What the exercise asks.
Produce an exact transcription of the listing below, omitting the pictures.

Supplied records.
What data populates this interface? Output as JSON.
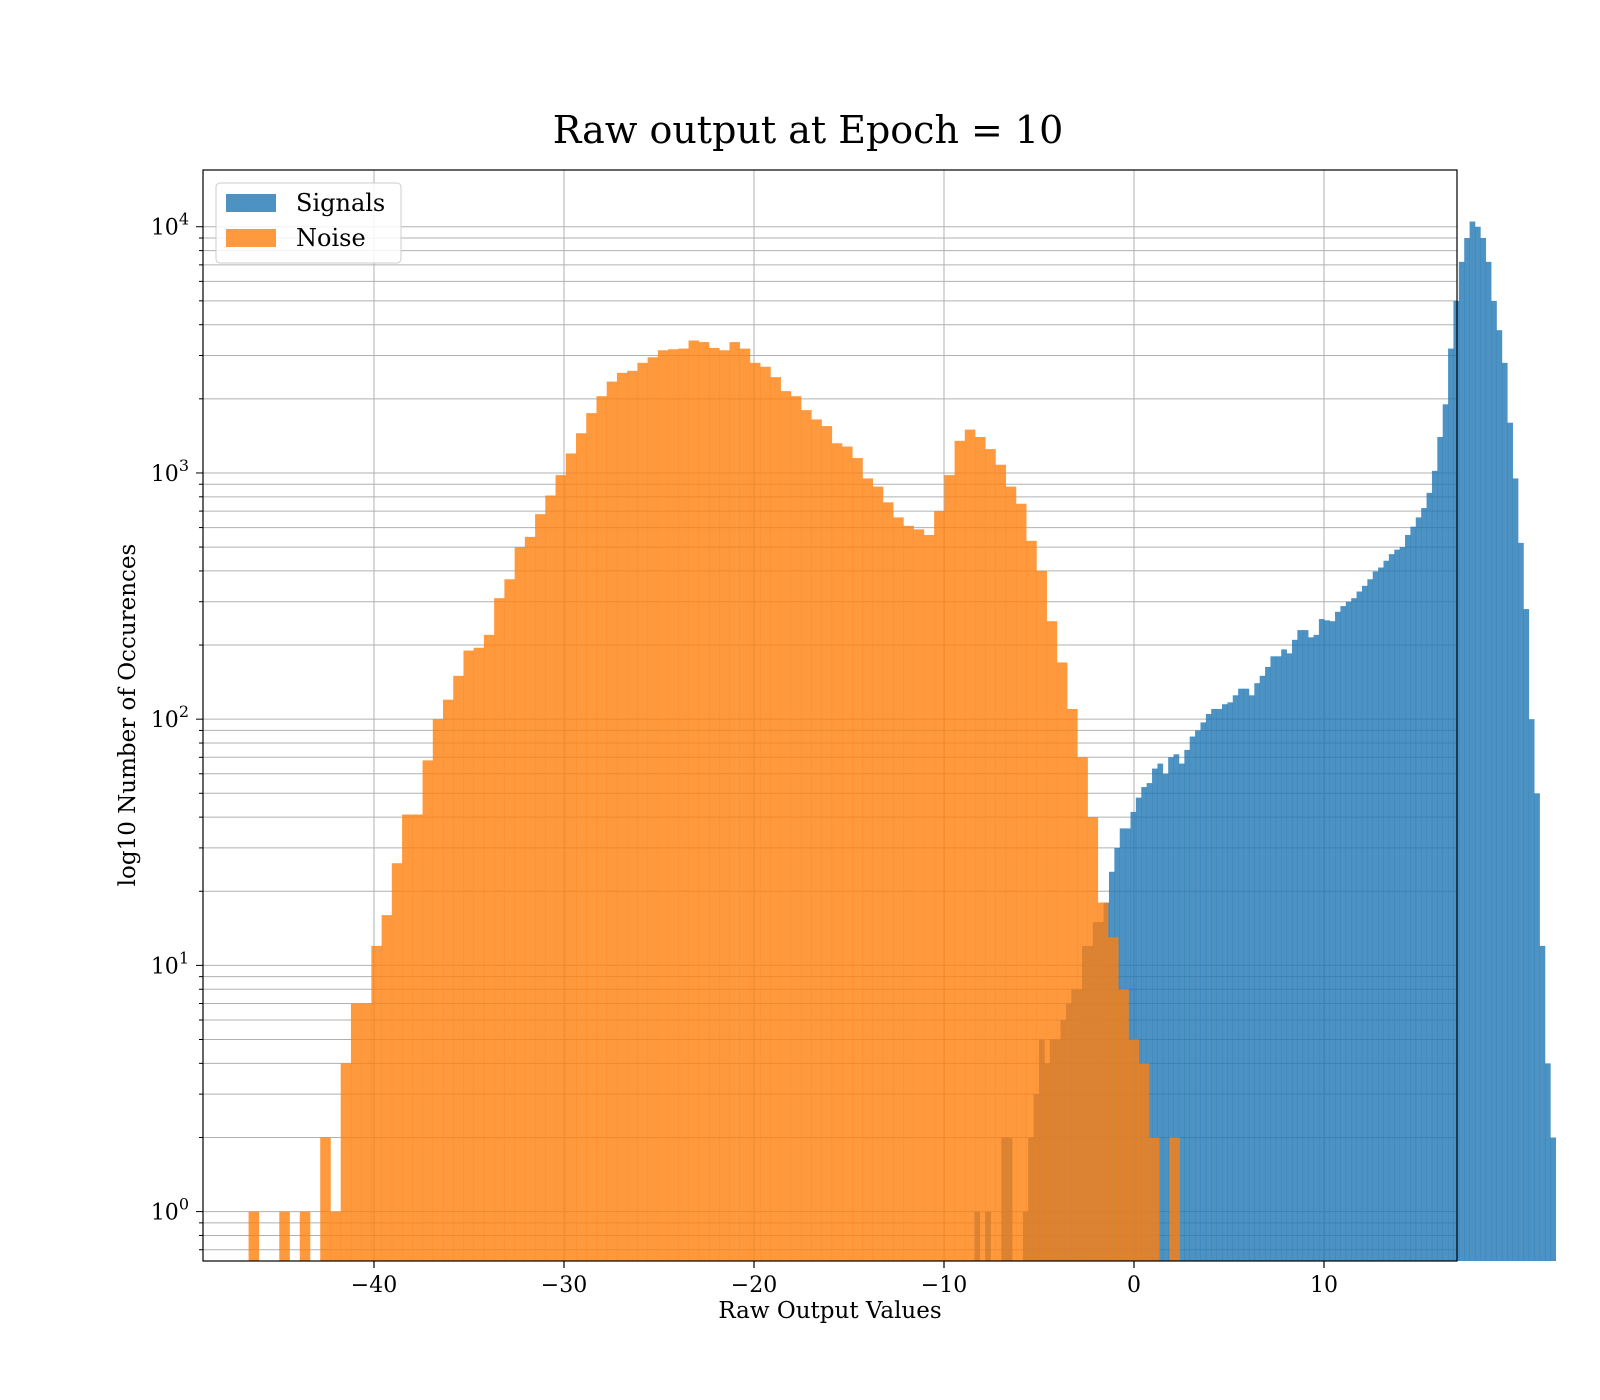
{
  "chart_data": {
    "type": "bar",
    "title": "Raw output at Epoch = 10",
    "xlabel": "Raw Output Values",
    "ylabel": "log10 Number of Occurences",
    "xlim": [
      -49,
      17
    ],
    "ylim": [
      0.63,
      17000
    ],
    "yscale": "log",
    "xticks": [
      -40,
      -30,
      -20,
      -10,
      0,
      10
    ],
    "xtick_labels": [
      "−40",
      "−30",
      "−20",
      "−10",
      "0",
      "10"
    ],
    "yticks": [
      1,
      10,
      100,
      1000,
      10000
    ],
    "ytick_bases": [
      "10",
      "10",
      "10",
      "10",
      "10"
    ],
    "ytick_exponents": [
      "0",
      "1",
      "2",
      "3",
      "4"
    ],
    "grid": true,
    "legend_position": "top-left",
    "legend": [
      "Signals",
      "Noise"
    ],
    "series": [
      {
        "name": "Signals",
        "color": "#1f77b4",
        "opacity": 0.8,
        "bin_start": -8.4,
        "bin_width": 0.2833,
        "values": [
          1,
          0,
          1,
          0,
          0,
          2,
          2,
          0,
          0,
          1,
          2,
          3,
          5,
          4,
          5,
          5,
          6,
          7,
          8,
          8,
          12,
          12,
          15,
          15,
          18,
          24,
          30,
          36,
          36,
          42,
          48,
          53,
          55,
          63,
          66,
          60,
          70,
          72,
          66,
          75,
          85,
          90,
          97,
          105,
          110,
          110,
          115,
          117,
          125,
          133,
          133,
          125,
          140,
          150,
          163,
          180,
          180,
          192,
          185,
          210,
          230,
          230,
          215,
          220,
          255,
          252,
          250,
          273,
          288,
          300,
          310,
          330,
          348,
          370,
          398,
          413,
          440,
          468,
          488,
          500,
          560,
          605,
          660,
          720,
          830,
          1020,
          1400,
          1900,
          3200,
          5000,
          7200,
          9000,
          10500,
          10000,
          9000,
          7200,
          5000,
          3800,
          2800,
          1600,
          950,
          520,
          280,
          100,
          50,
          12,
          4,
          2
        ]
      },
      {
        "name": "Noise",
        "color": "#ff7f0e",
        "opacity": 0.8,
        "bin_start": -46.6,
        "bin_width": 0.5385,
        "values": [
          1,
          0,
          0,
          1,
          0,
          1,
          0,
          2,
          1,
          4,
          7,
          7,
          12,
          16,
          26,
          41,
          41,
          68,
          100,
          120,
          150,
          190,
          195,
          220,
          310,
          370,
          500,
          550,
          680,
          810,
          980,
          1200,
          1450,
          1750,
          2050,
          2350,
          2550,
          2600,
          2800,
          2950,
          3150,
          3180,
          3200,
          3450,
          3400,
          3220,
          3150,
          3400,
          3200,
          2800,
          2700,
          2450,
          2150,
          2050,
          1800,
          1650,
          1550,
          1320,
          1280,
          1150,
          950,
          880,
          760,
          660,
          610,
          590,
          560,
          700,
          980,
          1350,
          1500,
          1400,
          1250,
          1080,
          880,
          750,
          530,
          400,
          250,
          170,
          110,
          70,
          40,
          18,
          13,
          8,
          5,
          4,
          2,
          0,
          2
        ]
      }
    ]
  }
}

Result of the exercise.
What data populates this interface? Output as JSON.
{
  "chart_data": {
    "type": "bar",
    "title": "Raw output at Epoch = 10",
    "xlabel": "Raw Output Values",
    "ylabel": "log10 Number of Occurences",
    "xlim": [
      -49,
      17
    ],
    "ylim": [
      0.63,
      17000
    ],
    "yscale": "log",
    "xticks": [
      -40,
      -30,
      -20,
      -10,
      0,
      10
    ],
    "xtick_labels": [
      "−40",
      "−30",
      "−20",
      "−10",
      "0",
      "10"
    ],
    "yticks": [
      1,
      10,
      100,
      1000,
      10000
    ],
    "ytick_bases": [
      "10",
      "10",
      "10",
      "10",
      "10"
    ],
    "ytick_exponents": [
      "0",
      "1",
      "2",
      "3",
      "4"
    ],
    "grid": true,
    "legend_position": "top-left",
    "legend": [
      "Signals",
      "Noise"
    ],
    "series": [
      {
        "name": "Signals",
        "color": "#1f77b4",
        "opacity": 0.8,
        "bin_start": -8.4,
        "bin_width": 0.2833,
        "values": [
          1,
          0,
          1,
          0,
          0,
          2,
          2,
          0,
          0,
          1,
          2,
          3,
          5,
          4,
          5,
          5,
          6,
          7,
          8,
          8,
          12,
          12,
          15,
          15,
          18,
          24,
          30,
          36,
          36,
          42,
          48,
          53,
          55,
          63,
          66,
          60,
          70,
          72,
          66,
          75,
          85,
          90,
          97,
          105,
          110,
          110,
          115,
          117,
          125,
          133,
          133,
          125,
          140,
          150,
          163,
          180,
          180,
          192,
          185,
          210,
          230,
          230,
          215,
          220,
          255,
          252,
          250,
          273,
          288,
          300,
          310,
          330,
          348,
          370,
          398,
          413,
          440,
          468,
          488,
          500,
          560,
          605,
          660,
          720,
          830,
          1020,
          1400,
          1900,
          3200,
          5000,
          7200,
          9000,
          10500,
          10000,
          9000,
          7200,
          5000,
          3800,
          2800,
          1600,
          950,
          520,
          280,
          100,
          50,
          12,
          4,
          2
        ]
      },
      {
        "name": "Noise",
        "color": "#ff7f0e",
        "opacity": 0.8,
        "bin_start": -46.6,
        "bin_width": 0.5385,
        "values": [
          1,
          0,
          0,
          1,
          0,
          1,
          0,
          2,
          1,
          4,
          7,
          7,
          12,
          16,
          26,
          41,
          41,
          68,
          100,
          120,
          150,
          190,
          195,
          220,
          310,
          370,
          500,
          550,
          680,
          810,
          980,
          1200,
          1450,
          1750,
          2050,
          2350,
          2550,
          2600,
          2800,
          2950,
          3150,
          3180,
          3200,
          3450,
          3400,
          3220,
          3150,
          3400,
          3200,
          2800,
          2700,
          2450,
          2150,
          2050,
          1800,
          1650,
          1550,
          1320,
          1280,
          1150,
          950,
          880,
          760,
          660,
          610,
          590,
          560,
          700,
          980,
          1350,
          1500,
          1400,
          1250,
          1080,
          880,
          750,
          530,
          400,
          250,
          170,
          110,
          70,
          40,
          18,
          13,
          8,
          5,
          4,
          2,
          0,
          2
        ]
      }
    ]
  }
}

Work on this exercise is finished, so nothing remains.